» **DATASET EXCERPTS**
* * *

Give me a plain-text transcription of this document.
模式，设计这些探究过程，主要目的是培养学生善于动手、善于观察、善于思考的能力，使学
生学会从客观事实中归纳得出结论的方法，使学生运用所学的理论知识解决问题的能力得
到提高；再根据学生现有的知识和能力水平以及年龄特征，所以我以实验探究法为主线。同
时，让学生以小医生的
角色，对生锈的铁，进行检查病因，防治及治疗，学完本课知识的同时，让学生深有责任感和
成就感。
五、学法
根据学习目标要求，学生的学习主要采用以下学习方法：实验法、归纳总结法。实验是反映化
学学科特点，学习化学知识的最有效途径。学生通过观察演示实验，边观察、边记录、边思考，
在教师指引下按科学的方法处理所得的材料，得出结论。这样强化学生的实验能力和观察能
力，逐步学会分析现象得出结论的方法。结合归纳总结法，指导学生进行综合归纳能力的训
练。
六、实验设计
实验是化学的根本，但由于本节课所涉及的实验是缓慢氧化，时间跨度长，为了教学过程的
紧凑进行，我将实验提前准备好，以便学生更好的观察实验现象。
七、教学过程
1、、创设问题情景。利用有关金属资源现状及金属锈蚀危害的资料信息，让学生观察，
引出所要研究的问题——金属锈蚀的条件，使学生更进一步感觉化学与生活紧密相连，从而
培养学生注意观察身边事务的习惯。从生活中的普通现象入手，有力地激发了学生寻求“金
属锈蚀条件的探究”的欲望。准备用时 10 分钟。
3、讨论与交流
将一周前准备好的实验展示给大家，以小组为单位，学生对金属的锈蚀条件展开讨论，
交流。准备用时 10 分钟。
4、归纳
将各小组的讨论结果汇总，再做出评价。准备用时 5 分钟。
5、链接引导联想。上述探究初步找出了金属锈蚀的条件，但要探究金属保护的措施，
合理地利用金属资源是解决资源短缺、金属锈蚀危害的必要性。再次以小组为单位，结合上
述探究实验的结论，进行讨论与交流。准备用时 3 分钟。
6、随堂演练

* * *

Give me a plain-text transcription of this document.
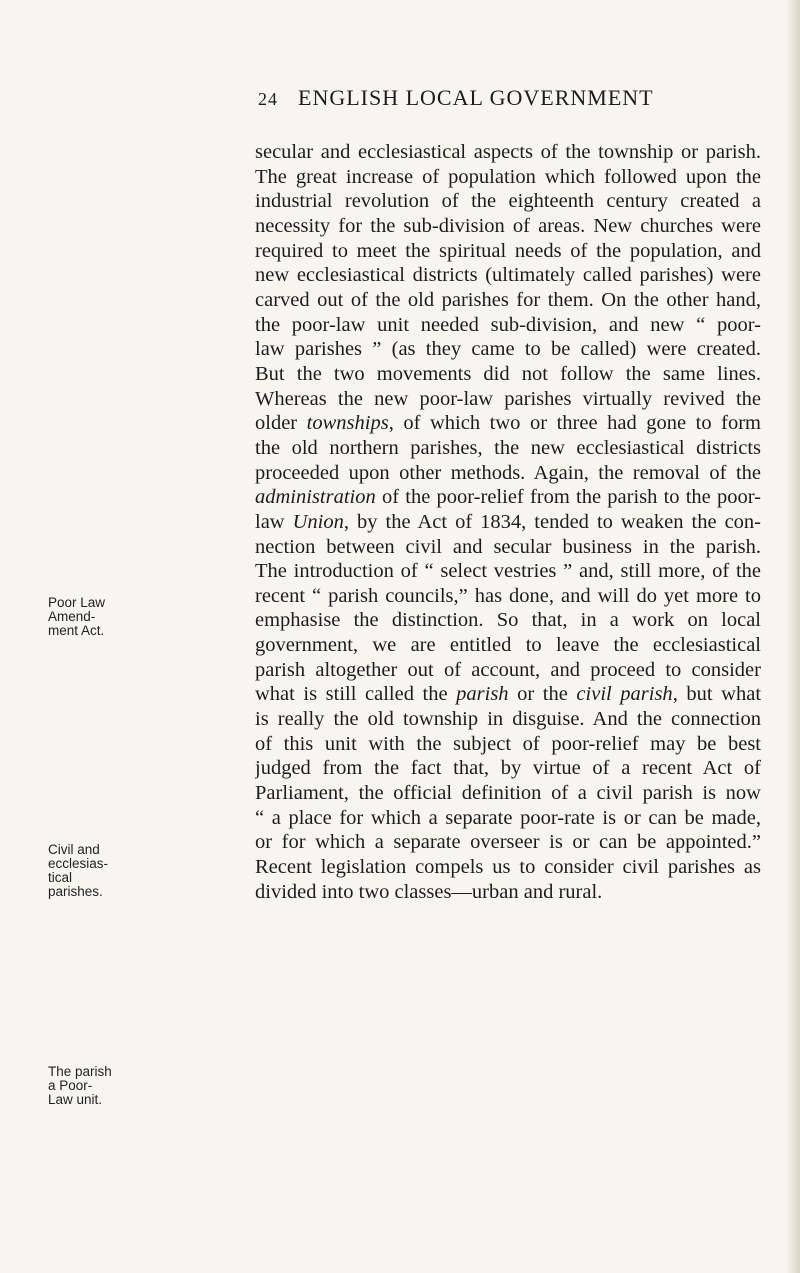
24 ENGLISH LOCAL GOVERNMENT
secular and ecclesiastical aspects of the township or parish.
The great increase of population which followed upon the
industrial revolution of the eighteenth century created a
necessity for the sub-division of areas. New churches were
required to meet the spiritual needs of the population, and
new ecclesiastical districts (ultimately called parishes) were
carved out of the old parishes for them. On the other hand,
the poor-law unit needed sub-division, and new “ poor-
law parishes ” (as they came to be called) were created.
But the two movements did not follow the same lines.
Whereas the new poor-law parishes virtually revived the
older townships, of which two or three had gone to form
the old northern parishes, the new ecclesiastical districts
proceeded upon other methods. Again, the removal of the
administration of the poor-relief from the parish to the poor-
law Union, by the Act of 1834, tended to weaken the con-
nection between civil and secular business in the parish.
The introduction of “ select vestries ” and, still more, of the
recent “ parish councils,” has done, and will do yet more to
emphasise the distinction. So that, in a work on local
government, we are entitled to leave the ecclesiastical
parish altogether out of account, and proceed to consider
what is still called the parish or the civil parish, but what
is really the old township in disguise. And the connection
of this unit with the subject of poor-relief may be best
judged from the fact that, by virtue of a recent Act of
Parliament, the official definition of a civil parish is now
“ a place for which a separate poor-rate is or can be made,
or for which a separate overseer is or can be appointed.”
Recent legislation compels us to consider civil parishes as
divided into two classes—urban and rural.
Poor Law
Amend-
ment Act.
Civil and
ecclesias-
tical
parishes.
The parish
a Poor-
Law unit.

* * *

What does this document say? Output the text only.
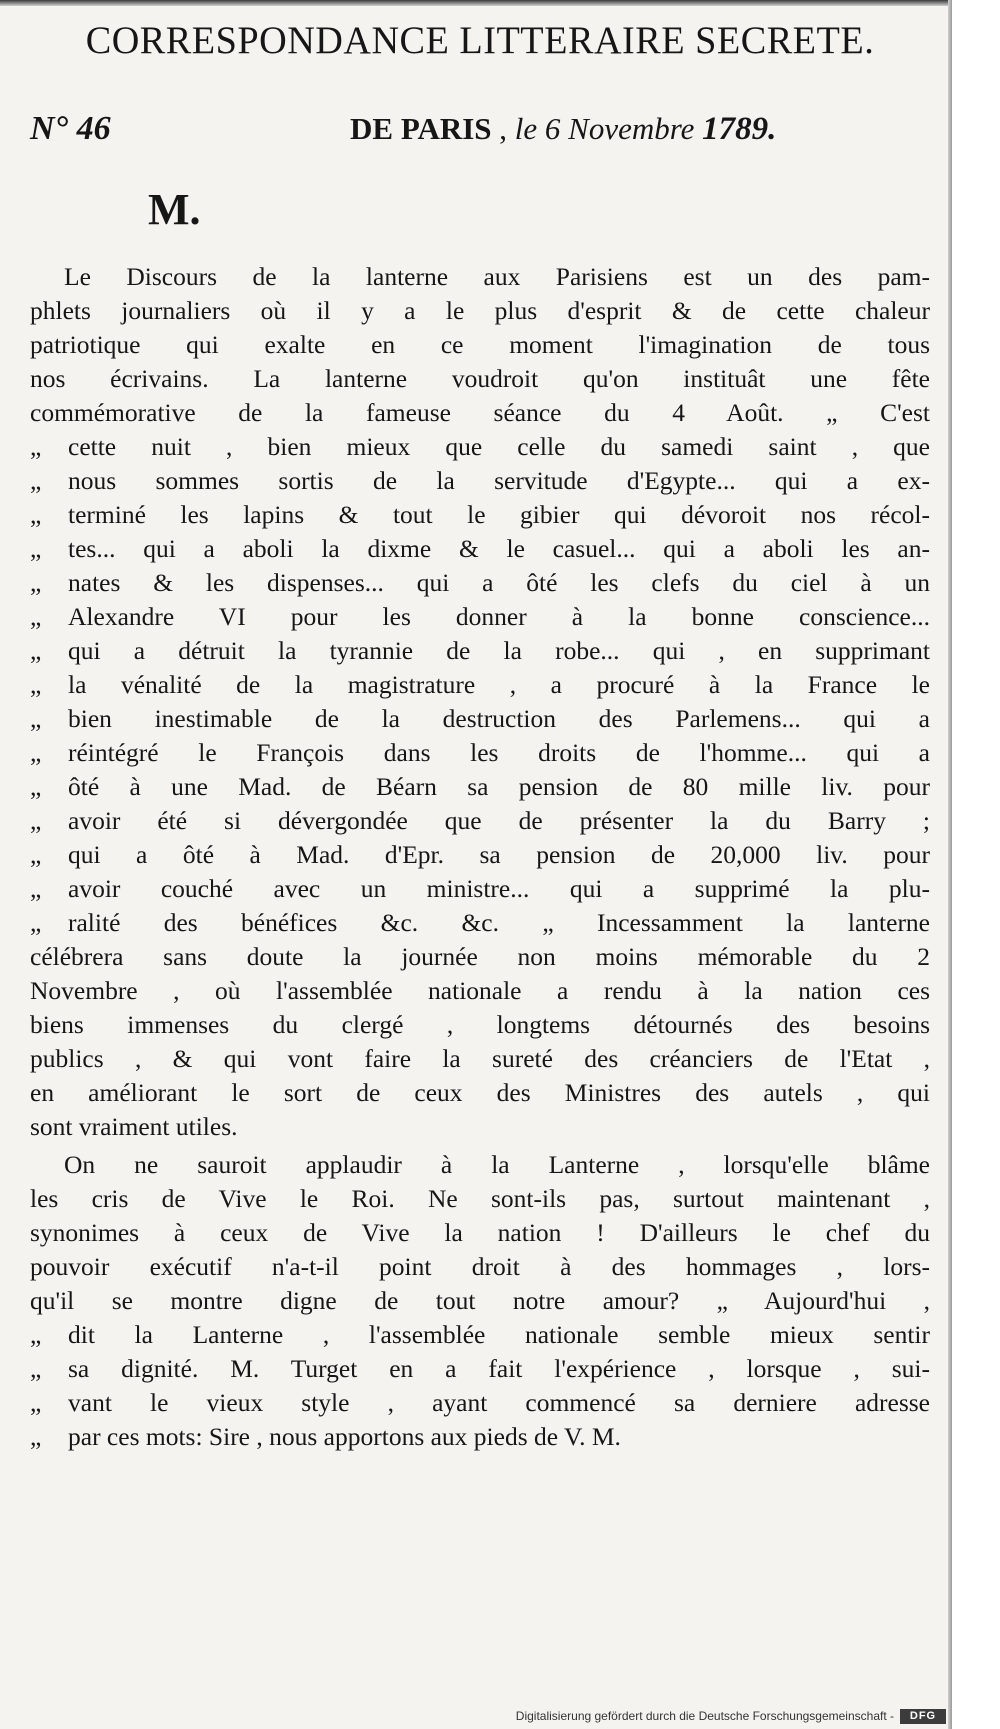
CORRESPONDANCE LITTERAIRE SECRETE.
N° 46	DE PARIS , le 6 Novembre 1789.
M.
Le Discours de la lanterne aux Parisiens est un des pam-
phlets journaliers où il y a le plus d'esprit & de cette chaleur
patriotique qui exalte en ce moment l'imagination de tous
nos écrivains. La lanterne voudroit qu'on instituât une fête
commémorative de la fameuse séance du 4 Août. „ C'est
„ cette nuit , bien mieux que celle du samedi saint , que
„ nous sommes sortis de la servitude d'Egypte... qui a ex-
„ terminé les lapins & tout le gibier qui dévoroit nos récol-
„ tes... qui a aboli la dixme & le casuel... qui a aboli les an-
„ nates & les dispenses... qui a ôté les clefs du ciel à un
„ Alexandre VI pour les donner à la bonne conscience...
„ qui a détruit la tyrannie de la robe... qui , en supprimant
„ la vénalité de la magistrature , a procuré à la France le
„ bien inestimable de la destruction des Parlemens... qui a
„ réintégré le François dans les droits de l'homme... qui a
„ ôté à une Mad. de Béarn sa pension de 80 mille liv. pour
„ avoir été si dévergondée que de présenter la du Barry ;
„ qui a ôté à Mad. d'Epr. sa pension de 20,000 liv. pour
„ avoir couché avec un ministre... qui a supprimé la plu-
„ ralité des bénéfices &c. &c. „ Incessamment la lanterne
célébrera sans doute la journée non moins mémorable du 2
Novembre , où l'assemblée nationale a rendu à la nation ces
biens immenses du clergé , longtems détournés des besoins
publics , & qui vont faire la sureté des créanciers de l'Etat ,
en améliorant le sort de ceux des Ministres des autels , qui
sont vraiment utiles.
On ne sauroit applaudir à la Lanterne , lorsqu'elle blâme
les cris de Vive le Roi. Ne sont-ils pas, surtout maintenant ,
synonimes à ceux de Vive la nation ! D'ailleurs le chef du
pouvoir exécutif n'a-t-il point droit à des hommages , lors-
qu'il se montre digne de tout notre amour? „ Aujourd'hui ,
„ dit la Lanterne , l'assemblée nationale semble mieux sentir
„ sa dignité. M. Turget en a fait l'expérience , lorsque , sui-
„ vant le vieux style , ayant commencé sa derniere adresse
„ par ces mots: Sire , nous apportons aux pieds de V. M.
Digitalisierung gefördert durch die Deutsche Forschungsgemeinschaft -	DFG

* * *

» **SET EXERCISE**
How many lines of the entries above hold the string "pour"? Reply with the number alone.

» **COMPLETE OUTPUT**
3